## Start Source excerpt

Development Workflow

  1. Create an issue — Describe the feature or bug before starting work.
  2. Create a branchfeature/QUANT-{issue_number}-short-description or fix/QUANT-{issue_number}-short-description
  3. Implement with tests — Every feature needs tests. Aim for 90%+ coverage.
  4. Open a Pull Request — Fill out the PR template. Link the issue.
  5. CI must pass — Lint, format, type check, and all tests must be green.
  6. Code review — At least one maintainer must approve.

Running Tests

# Run all tests
pytest

# Run with coverage
pytest --cov=quantsdk --cov-report=term-missing

# Run specific test file
pytest tests/test_circuit.py

# Run tests matching a pattern
pytest -k "test_bell"

# Skip slow/integration tests
pytest -m "not slow and not integration"

# Run only fast unit tests
pytest -m "not slow and not integration" -x

Code Quality

We use ruff for linting and formatting:

# Lint
ruff check src/ tests/

# Auto-fix lint issues
ruff check src/ tests/ --fix

# Format
ruff format src/ tests/

# Type checking
mypy src/quantsdk/ --ignore-missing-imports

Code Style

  • Python 3.10+ — Use modern Python features (type hints, match, | for unions).
  • Docstrings — Google style. Every public function/class needs a docstring.
  • Type hints — All public APIs must have type annotations.
  • Frozen dataclasses — Gates are immutable (@dataclass(frozen=True)).
  • Fluent API — Circuit methods return self for chaining.
  • Line length — 100 characters max.

Project Structure

src/quantsdk/
  __init__.py              # Public API surface (Circuit, Result, run)
  circuit.py               # Circuit class with fluent gate methods (44+ gates)
  gates.py                 # 44 gate classes, 54 GATE_MAP entries
  result.py                # Result dataclass (counts, probabilities, viz)
  runner.py                # qs.run() top-level API with backend routing
  backend.py               # Abstract Backend interface
  simulators/
    local.py               # Pure NumPy statevector simulator (up to 24 qubits)

## End Source excerpt

**The tasks:**
A. What test coverage does the development guide say to aim for?
B. Please extract the passage of the development guide from "Project Structure" up to and including "(counts, probabilities, viz)".
C. In the development guide, list the leading labels of all the bullet points under "Code Style".
The rows have no connection to the development guide.

## Start Dataset content

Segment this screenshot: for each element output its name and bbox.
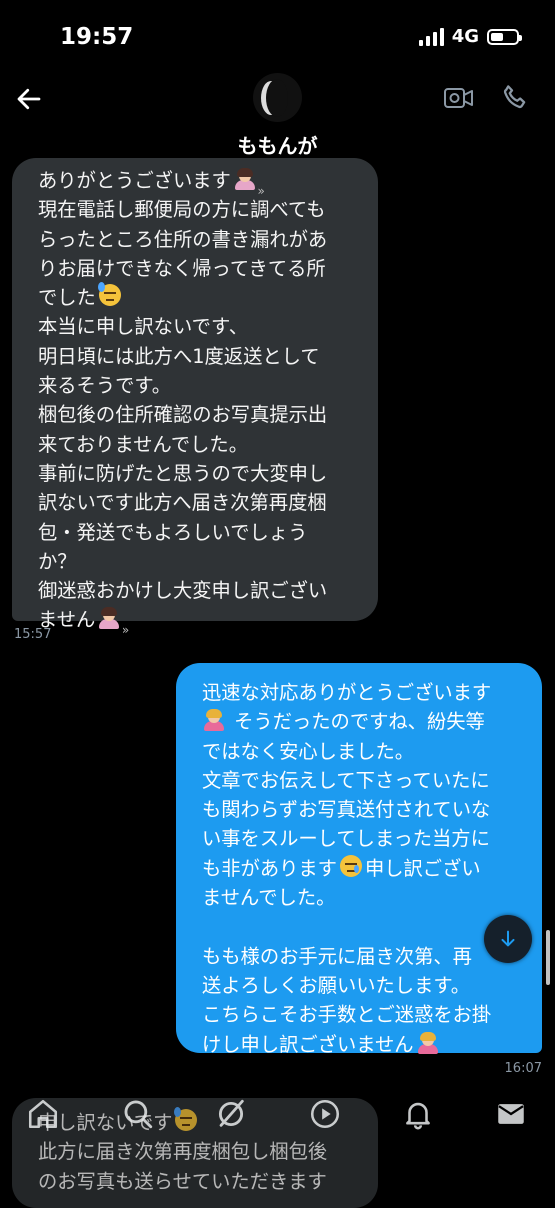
person-bowing-emoji-icon: » (233, 168, 265, 198)
battery-icon (487, 28, 522, 45)
message-line: 梱包後の住所確認のお写真提示出 (38, 403, 328, 427)
video-play-icon[interactable] (308, 1097, 342, 1131)
message-line: も非があります 申し訳ござい (202, 854, 481, 880)
message-line: らったところ住所の書き漏れがあ (38, 227, 328, 251)
message-line: こちらこそお手数とご迷惑をお掛 (202, 1003, 492, 1027)
message-line: りお届けできなく帰ってきてる所 (38, 256, 326, 280)
person-bowing-emoji-icon (416, 1031, 440, 1055)
avatar[interactable] (253, 73, 302, 122)
bell-icon[interactable] (401, 1097, 435, 1131)
video-camera-icon[interactable] (443, 84, 475, 112)
message-line: 送よろしくお願いいたします。 (202, 973, 471, 997)
message-line: 来ておりませんでした。 (38, 432, 248, 456)
scroll-to-bottom-button[interactable] (484, 915, 532, 963)
bottom-tab-bar (0, 1083, 555, 1200)
message-line: 本当に申し訳ないです、 (38, 315, 248, 339)
message-line: 包・発送でもよろしいでしょう (38, 520, 308, 544)
network-type: 4G (451, 26, 479, 47)
message-line: か？ (38, 549, 77, 573)
person-bowing-emoji-icon: » (97, 607, 129, 637)
message-line: 来るそうです。 (38, 374, 172, 398)
received-message-bubble[interactable]: ありがとうございます» 現在電話し郵便局の方に調べても らったところ住所の書き漏… (12, 158, 378, 637)
phone-icon[interactable] (500, 82, 530, 112)
sent-message-bubble[interactable]: 迅速な対応ありがとうございます そうだったのですね、紛失等 ではなく安心しました… (176, 663, 542, 1056)
message-timestamp: 16:07 (504, 1061, 542, 1076)
search-icon[interactable] (121, 1097, 155, 1131)
message-line: ませんでした。 (202, 886, 336, 910)
message-timestamp: 15:57 (14, 627, 52, 642)
person-bowing-emoji-icon (202, 709, 226, 732)
message-line: ではなく安心しました。 (202, 739, 415, 763)
arrow-down-icon (501, 930, 515, 947)
message-line: 迅速な対応ありがとうございます (202, 681, 492, 704)
status-indicators: 4G (418, 26, 522, 47)
message-line: 御迷惑おかけし大変申し訳ござい (38, 579, 328, 603)
arrow-left-icon[interactable] (14, 84, 44, 114)
message-line: 文章でお伝えして下さっていたに (202, 768, 490, 792)
signal-icon (418, 27, 444, 46)
message-line: でした (38, 282, 368, 312)
message-line: けし申し訳ございません (202, 1030, 534, 1059)
message-line: も関わらずお写真送付されていな (202, 798, 491, 822)
message-line: 事前に防げたと思うので大変申し (38, 461, 328, 485)
status-bar: 19:57 4G (0, 0, 555, 70)
mail-icon[interactable] (494, 1097, 528, 1131)
sweat-face-emoji-icon (97, 282, 122, 308)
message-line: 訳ないです此方へ届き次第再度梱 (38, 491, 327, 515)
message-line: い事をスルーしてしまった当方に (202, 827, 490, 851)
message-line: 現在電話し郵便局の方に調べても (38, 198, 326, 222)
home-icon[interactable] (26, 1097, 60, 1131)
message-line: ありがとうございます» (38, 168, 265, 198)
scrollbar[interactable] (546, 930, 550, 985)
message-line: ません» (38, 607, 130, 638)
grok-icon[interactable] (214, 1097, 248, 1131)
contact-name[interactable]: ももんが (0, 130, 555, 159)
conversation-header: ももんが (0, 70, 555, 165)
crying-face-emoji-icon (339, 854, 363, 879)
message-line: 明日頃には此方へ1度返送として (38, 344, 320, 368)
status-time: 19:57 (60, 24, 134, 50)
message-line: そうだったのですね、紛失等 (202, 707, 534, 736)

## End Dataset content

**Solutions per task:**
A. 90%+ coverage.

B.
Project Structure

src/quantsdk/
  __init__.py              # Public API surface (Circuit, Result, run)
  circuit.py               # Circuit class with fluent gate methods (44+ gates)
  gates.py                 # 44 gate classes, 54 GATE_MAP entries
  result.py                # Result dataclass (counts, probabilities, viz)

C. Python 3.10+; Docstrings; Type hints; Frozen dataclasses; Fluent API; Line length